▸ What to do
Rewrite the items below, replacing every "legend-label" with "legend-entry" and keeping everything else the same. Omit the pictures.

—————

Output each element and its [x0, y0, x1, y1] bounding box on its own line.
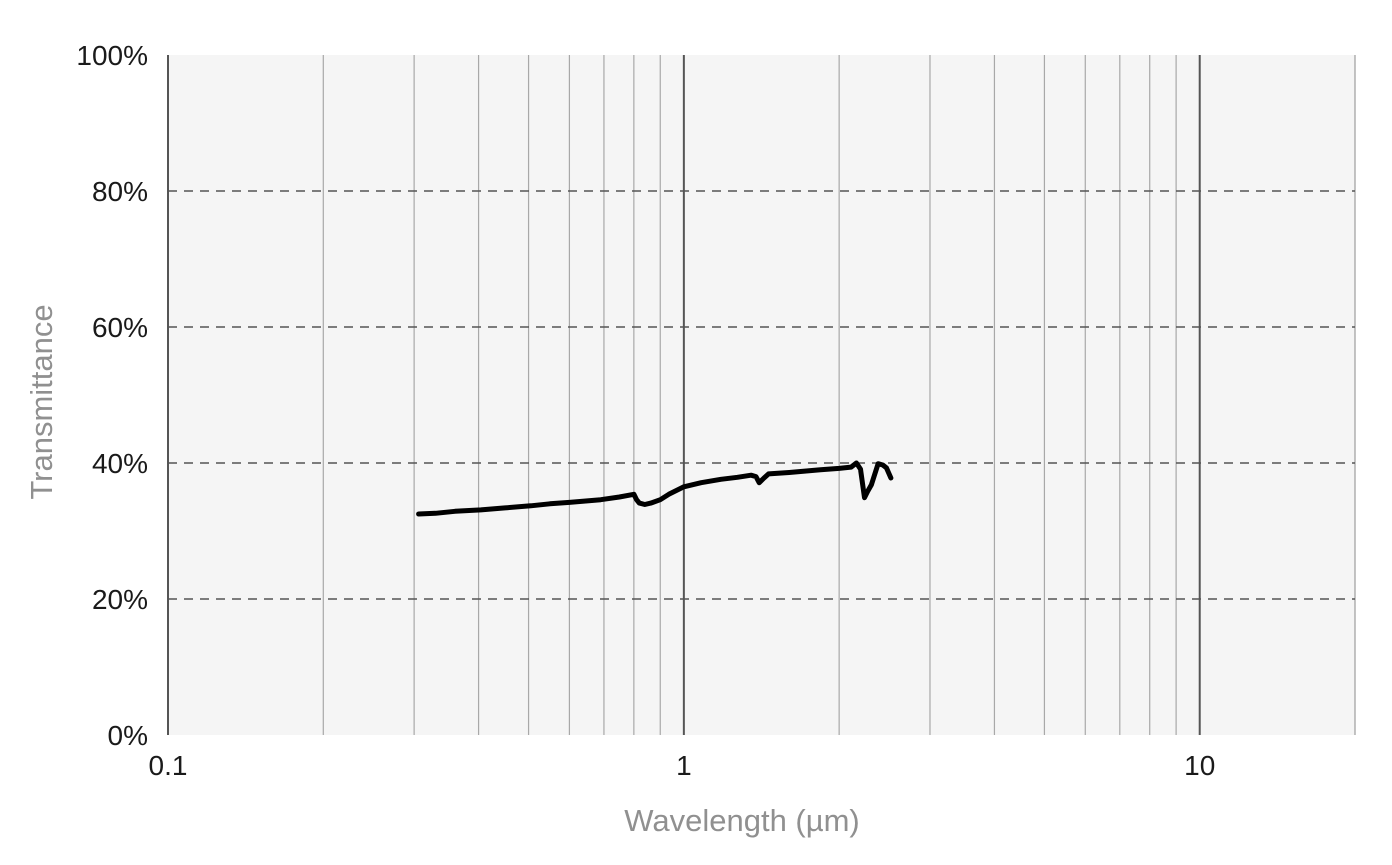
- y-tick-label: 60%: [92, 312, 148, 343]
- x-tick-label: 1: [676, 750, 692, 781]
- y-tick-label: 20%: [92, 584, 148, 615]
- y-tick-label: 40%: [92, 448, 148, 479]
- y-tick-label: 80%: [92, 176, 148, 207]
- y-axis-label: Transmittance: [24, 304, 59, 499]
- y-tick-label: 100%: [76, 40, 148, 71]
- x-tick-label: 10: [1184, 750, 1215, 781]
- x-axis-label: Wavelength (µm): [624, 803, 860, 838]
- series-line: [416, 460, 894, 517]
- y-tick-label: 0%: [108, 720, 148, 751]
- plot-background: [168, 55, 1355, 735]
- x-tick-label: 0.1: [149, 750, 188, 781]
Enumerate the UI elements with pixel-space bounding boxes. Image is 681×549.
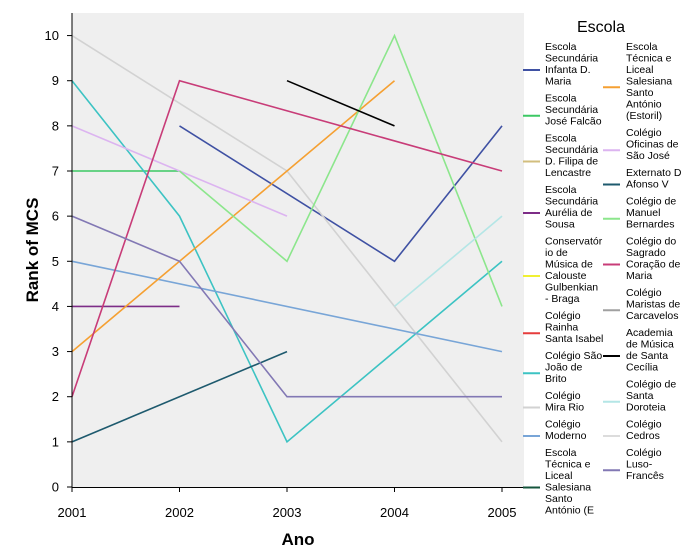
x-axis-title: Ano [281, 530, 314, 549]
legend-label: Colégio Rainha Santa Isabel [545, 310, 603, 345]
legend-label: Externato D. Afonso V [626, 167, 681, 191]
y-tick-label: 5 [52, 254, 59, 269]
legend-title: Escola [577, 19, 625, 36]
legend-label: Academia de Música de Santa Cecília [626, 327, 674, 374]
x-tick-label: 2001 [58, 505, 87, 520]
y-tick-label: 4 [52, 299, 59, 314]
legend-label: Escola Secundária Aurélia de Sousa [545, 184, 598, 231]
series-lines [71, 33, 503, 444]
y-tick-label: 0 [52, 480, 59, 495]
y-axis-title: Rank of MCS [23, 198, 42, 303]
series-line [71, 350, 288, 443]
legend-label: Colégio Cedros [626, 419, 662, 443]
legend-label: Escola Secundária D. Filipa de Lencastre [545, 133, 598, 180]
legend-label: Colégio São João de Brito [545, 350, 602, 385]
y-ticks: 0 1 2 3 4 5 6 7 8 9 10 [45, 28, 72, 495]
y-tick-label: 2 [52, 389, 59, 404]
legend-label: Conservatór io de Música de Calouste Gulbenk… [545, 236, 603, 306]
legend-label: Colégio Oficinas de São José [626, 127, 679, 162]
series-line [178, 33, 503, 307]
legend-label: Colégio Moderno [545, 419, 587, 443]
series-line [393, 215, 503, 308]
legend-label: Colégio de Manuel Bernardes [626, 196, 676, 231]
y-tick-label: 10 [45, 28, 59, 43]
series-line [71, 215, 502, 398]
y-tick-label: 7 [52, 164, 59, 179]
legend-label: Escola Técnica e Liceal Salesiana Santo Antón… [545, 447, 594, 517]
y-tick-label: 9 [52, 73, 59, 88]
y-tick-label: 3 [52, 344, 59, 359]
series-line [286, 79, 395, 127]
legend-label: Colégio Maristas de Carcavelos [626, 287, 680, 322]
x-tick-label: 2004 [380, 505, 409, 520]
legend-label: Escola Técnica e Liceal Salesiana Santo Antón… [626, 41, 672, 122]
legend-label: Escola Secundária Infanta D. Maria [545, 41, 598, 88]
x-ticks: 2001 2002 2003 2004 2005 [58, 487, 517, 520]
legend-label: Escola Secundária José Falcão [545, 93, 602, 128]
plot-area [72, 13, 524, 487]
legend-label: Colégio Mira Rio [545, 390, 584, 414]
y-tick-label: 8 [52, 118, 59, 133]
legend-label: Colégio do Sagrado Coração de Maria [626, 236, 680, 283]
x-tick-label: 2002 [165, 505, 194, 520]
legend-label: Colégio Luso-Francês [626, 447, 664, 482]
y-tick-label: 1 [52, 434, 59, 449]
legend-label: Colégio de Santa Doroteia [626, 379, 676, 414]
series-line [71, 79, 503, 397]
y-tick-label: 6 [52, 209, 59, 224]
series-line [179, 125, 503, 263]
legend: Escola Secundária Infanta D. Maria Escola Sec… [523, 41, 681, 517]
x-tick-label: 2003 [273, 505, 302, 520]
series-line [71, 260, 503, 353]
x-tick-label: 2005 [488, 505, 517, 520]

—————

▸ Response for this exercise
Output each element and its [x0, y0, x1, y1] bounding box on its own line.
- y-tick-label: 60%: [92, 312, 148, 343]
- x-tick-label: 1: [676, 750, 692, 781]
- y-tick-label: 20%: [92, 584, 148, 615]
- y-tick-label: 40%: [92, 448, 148, 479]
- y-tick-label: 80%: [92, 176, 148, 207]
- y-axis-label: Transmittance: [24, 304, 59, 499]
- y-tick-label: 100%: [76, 40, 148, 71]
- x-tick-label: 10: [1184, 750, 1215, 781]
- x-axis-label: Wavelength (µm): [624, 803, 860, 838]
- series-line: [416, 460, 894, 517]
- y-tick-label: 0%: [108, 720, 148, 751]
- plot-background: [168, 55, 1355, 735]
- x-tick-label: 0.1: [149, 750, 188, 781]
Enumerate the UI elements with pixel-space bounding boxes. Image is 681×549.
x-axis-title: Ano [281, 530, 314, 549]
legend-entry: Colégio Rainha Santa Isabel [545, 310, 603, 345]
legend-entry: Externato D. Afonso V [626, 167, 681, 191]
y-tick-label: 5 [52, 254, 59, 269]
legend-title: Escola [577, 19, 625, 36]
legend-entry: Academia de Música de Santa Cecília [626, 327, 674, 374]
x-tick-label: 2001 [58, 505, 87, 520]
y-tick-label: 4 [52, 299, 59, 314]
legend-entry: Escola Secundária Aurélia de Sousa [545, 184, 598, 231]
series-lines [71, 33, 503, 444]
y-tick-label: 0 [52, 480, 59, 495]
y-axis-title: Rank of MCS [23, 198, 42, 303]
series-line [71, 350, 288, 443]
legend-entry: Colégio Cedros [626, 419, 662, 443]
legend-entry: Escola Secundária D. Filipa de Lencastre [545, 133, 598, 180]
legend-entry: Colégio São João de Brito [545, 350, 602, 385]
y-ticks: 0 1 2 3 4 5 6 7 8 9 10 [45, 28, 72, 495]
y-tick-label: 2 [52, 389, 59, 404]
legend-entry: Conservatór io de Música de Calouste Gulbenk… [545, 236, 603, 306]
legend-entry: Colégio Oficinas de São José [626, 127, 679, 162]
series-line [178, 33, 503, 307]
legend-entry: Colégio Moderno [545, 419, 587, 443]
series-line [393, 215, 503, 308]
legend-entry: Colégio de Manuel Bernardes [626, 196, 676, 231]
y-tick-label: 10 [45, 28, 59, 43]
series-line [71, 215, 502, 398]
y-tick-label: 7 [52, 164, 59, 179]
legend-entry: Escola Técnica e Liceal Salesiana Santo Antón… [545, 447, 594, 517]
y-tick-label: 9 [52, 73, 59, 88]
y-tick-label: 3 [52, 344, 59, 359]
series-line [286, 79, 395, 127]
legend-entry: Colégio Maristas de Carcavelos [626, 287, 680, 322]
x-tick-label: 2004 [380, 505, 409, 520]
legend-entry: Escola Técnica e Liceal Salesiana Santo Antón… [626, 41, 672, 122]
legend-entry: Escola Secundária Infanta D. Maria [545, 41, 598, 88]
x-ticks: 2001 2002 2003 2004 2005 [58, 487, 517, 520]
legend-entry: Escola Secundária José Falcão [545, 93, 602, 128]
plot-area [72, 13, 524, 487]
legend-entry: Colégio Mira Rio [545, 390, 584, 414]
y-tick-label: 8 [52, 118, 59, 133]
legend-entry: Colégio do Sagrado Coração de Maria [626, 236, 680, 283]
x-tick-label: 2002 [165, 505, 194, 520]
legend-entry: Colégio Luso-Francês [626, 447, 664, 482]
y-tick-label: 1 [52, 434, 59, 449]
legend-entry: Colégio de Santa Doroteia [626, 379, 676, 414]
series-line [71, 79, 503, 397]
y-tick-label: 6 [52, 209, 59, 224]
series-line [179, 125, 503, 263]
legend: Escola Secundária Infanta D. Maria Escola Sec… [523, 41, 681, 517]
x-tick-label: 2003 [273, 505, 302, 520]
series-line [71, 260, 503, 353]
x-tick-label: 2005 [488, 505, 517, 520]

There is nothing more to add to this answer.